Text provided:
+++++

Comment 0 for bug 1776277

Revision history for this message
Kiran Kumar Modukuri (kmodukuri) wrote :

== SRU Justification ==

[Impact]
Oops during heavy NFS + FSCache + Cachefiles use:

 kernel BUG at /build/linux-Y09MKI/linux-4.4.0/fs/fscache/internal.h:321!
 kernel BUG at /build/linux-Y09MKI/linux-4.4.0/fs/fscache/cookie.c:639!

[Cause]
 1)Two threads are trying to do operate on a cookie and two objects.
 2a)One thread tries to unmount the filesystem and in process goes over
   a huge list of objects marking them dead and deleting the objects.
   cookie->usage is also decremented in
                              nfs_fscache_release_super_cookie
                                   -> __fscache_relinquish_cookie
                                      ->__fscache_cookie_put
                                         ->BUG_ON(atomic_read(&cookie->usage) <= 0);

 2b)second thread tries to lookup an object for reading data in fscache_alloc_object
     1) cachefiles_alloc_object-> fscache_object_init -> assign cookie, but usage not bumped.
     2) fscache_attach_object -> fails in cant_attach_object because the cookie's backing object
                                 or cookie's->parent object are going away
     3)fscache_put_object
           -> cachefiles_put_object
           ->fscache_object_destroy
           ->fscache_cookie_put
           ->BUG_ON(atomic_read(&cookie->usage) <= 0);
[Fix]
 Bump up the cookie usage in fscache_object_init,
 when it is first being assigned a cookie atomically such that the cookie
 is added and bumped up if its refcount is not zero.
 remove the assignment in the attach_object.

[Testcase]
A user has run ~100 hours of NFS stress tests and not seen this bug recur.

[Regression Potential]
 - Limited to fscache/cachefiles.

+++++

Information supplied:

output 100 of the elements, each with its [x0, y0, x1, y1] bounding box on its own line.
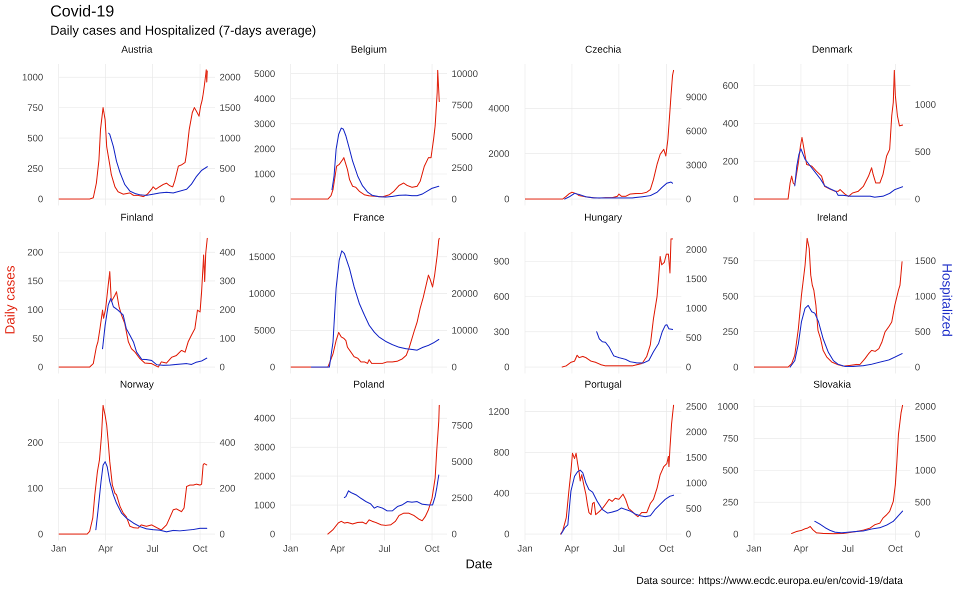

+++++

Exercise instructions:
[A] In the bug report, how many hours of NFS stress tests did a user run without the bug coming back?
[B] Copy out the bug report text word for word, everything from "Comment 0 for" down to "BUG at /build/linux-Y09MKI/linux-4.4.0/fs/fscache/cookie.c:639!".

Expected results:
[A] About 100 hours.

[B]
Comment 0 for bug 1776277

Revision history for this message
Kiran Kumar Modukuri (kmodukuri) wrote :

== SRU Justification ==

[Impact]
Oops during heavy NFS + FSCache + Cachefiles use:

 kernel BUG at /build/linux-Y09MKI/linux-4.4.0/fs/fscache/internal.h:321!
 kernel BUG at /build/linux-Y09MKI/linux-4.4.0/fs/fscache/cookie.c:639!